(BRIEF) Filter for the word "care" and keep each matching line.

[start SUPPLIED MATERIAL]

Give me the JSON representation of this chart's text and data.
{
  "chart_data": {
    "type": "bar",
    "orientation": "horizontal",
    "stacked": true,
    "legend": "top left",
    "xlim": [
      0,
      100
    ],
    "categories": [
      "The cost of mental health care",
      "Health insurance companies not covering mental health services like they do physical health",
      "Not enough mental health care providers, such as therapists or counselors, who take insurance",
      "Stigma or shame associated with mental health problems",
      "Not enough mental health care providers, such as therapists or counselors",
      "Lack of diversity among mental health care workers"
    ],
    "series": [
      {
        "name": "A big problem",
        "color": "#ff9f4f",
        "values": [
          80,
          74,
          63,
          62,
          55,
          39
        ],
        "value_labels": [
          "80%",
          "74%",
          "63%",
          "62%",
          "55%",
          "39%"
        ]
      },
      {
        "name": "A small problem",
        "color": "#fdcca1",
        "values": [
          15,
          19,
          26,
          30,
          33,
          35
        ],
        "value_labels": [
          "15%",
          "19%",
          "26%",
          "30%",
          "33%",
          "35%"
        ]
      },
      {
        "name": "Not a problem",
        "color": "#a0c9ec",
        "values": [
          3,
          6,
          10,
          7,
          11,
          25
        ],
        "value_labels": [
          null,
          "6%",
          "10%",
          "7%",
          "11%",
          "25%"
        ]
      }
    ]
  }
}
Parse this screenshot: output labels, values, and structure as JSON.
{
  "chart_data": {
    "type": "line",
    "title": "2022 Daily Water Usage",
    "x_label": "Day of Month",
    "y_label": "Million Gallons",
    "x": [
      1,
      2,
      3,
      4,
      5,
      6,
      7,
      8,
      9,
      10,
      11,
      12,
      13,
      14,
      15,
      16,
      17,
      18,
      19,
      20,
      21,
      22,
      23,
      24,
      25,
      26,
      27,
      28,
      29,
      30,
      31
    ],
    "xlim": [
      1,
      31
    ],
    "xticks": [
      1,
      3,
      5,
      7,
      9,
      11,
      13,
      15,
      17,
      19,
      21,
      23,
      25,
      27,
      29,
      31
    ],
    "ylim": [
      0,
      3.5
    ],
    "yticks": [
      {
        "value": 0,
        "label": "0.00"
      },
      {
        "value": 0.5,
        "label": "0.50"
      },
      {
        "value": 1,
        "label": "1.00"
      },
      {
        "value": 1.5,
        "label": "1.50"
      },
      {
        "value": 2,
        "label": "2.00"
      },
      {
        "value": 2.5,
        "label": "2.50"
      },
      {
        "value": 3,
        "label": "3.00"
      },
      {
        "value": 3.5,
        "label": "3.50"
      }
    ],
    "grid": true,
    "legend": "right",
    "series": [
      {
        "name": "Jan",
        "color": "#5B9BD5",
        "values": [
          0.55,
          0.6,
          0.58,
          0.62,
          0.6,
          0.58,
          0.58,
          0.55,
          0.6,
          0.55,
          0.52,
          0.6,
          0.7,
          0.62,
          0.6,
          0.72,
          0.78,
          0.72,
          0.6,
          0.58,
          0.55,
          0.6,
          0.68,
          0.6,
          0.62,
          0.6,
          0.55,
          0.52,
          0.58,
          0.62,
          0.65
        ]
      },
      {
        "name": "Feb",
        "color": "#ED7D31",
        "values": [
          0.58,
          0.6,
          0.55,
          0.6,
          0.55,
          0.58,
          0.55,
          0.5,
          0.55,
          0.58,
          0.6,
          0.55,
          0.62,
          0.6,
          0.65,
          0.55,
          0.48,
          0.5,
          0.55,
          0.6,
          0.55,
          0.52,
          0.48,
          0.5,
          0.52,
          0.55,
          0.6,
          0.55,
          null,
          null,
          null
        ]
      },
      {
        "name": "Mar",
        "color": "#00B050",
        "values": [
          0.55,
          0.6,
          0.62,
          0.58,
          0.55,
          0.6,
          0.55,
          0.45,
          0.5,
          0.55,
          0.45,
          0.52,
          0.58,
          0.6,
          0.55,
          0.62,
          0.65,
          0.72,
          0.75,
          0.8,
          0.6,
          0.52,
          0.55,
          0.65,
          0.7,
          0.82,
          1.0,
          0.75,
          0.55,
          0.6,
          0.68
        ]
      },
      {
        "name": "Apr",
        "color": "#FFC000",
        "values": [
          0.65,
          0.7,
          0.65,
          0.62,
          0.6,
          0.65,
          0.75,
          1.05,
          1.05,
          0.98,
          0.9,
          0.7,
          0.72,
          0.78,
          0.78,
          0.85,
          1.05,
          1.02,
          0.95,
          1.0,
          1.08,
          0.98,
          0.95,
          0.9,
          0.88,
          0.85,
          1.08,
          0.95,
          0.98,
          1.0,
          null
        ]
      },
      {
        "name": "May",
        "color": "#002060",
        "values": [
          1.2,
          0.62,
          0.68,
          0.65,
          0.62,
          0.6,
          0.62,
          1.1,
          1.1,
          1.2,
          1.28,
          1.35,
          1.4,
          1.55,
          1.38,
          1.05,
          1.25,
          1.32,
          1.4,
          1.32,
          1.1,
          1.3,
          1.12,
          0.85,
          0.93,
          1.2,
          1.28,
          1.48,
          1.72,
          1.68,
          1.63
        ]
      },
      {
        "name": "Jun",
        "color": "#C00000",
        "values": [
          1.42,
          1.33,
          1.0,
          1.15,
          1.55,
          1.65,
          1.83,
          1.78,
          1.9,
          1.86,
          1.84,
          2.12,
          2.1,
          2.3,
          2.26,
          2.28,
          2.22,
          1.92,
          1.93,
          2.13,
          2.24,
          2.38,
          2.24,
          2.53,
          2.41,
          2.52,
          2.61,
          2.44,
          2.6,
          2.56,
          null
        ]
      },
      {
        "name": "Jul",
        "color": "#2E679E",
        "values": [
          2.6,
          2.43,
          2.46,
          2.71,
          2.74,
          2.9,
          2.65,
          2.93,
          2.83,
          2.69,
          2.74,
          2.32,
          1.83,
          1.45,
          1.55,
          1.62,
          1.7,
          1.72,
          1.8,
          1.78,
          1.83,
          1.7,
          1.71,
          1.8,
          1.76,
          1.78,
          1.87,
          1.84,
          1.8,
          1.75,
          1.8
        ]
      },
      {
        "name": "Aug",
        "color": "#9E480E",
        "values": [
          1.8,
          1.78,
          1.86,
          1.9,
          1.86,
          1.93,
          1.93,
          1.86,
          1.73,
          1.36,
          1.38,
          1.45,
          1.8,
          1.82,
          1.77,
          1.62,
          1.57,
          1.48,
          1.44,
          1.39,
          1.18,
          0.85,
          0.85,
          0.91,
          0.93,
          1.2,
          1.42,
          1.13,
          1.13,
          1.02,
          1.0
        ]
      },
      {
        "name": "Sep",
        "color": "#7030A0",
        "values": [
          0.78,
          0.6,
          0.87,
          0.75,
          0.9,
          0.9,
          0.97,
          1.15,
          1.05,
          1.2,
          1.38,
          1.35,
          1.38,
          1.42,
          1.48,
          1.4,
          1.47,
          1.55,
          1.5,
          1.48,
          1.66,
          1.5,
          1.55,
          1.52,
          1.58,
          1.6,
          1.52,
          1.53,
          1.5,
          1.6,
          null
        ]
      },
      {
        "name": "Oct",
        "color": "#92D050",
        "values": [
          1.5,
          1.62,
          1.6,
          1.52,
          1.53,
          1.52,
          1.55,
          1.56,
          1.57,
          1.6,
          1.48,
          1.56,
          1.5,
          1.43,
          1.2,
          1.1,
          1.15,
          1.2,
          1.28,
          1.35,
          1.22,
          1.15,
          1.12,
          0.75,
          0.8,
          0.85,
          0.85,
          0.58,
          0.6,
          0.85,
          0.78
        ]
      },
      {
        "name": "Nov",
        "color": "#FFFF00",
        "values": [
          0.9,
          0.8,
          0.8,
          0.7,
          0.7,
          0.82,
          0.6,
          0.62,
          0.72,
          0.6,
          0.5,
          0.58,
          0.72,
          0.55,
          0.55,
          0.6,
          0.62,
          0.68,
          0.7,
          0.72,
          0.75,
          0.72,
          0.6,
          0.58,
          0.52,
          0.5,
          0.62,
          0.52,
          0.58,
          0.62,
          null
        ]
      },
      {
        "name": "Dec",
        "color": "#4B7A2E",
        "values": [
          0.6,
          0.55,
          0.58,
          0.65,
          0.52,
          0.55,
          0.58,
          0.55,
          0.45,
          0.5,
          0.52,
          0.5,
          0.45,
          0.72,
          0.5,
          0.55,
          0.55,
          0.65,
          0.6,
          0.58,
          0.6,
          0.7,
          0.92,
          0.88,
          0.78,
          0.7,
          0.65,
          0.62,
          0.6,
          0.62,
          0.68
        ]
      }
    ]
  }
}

[end SUPPLIED MATERIAL]

(ANSWER TO THE EXERCISE)
      "The cost of mental health care",
      "Not enough mental health care providers, such as therapists or counselors, who take insurance",
      "Not enough mental health care providers, such as therapists or counselors",
      "Lack of diversity among mental health care workers"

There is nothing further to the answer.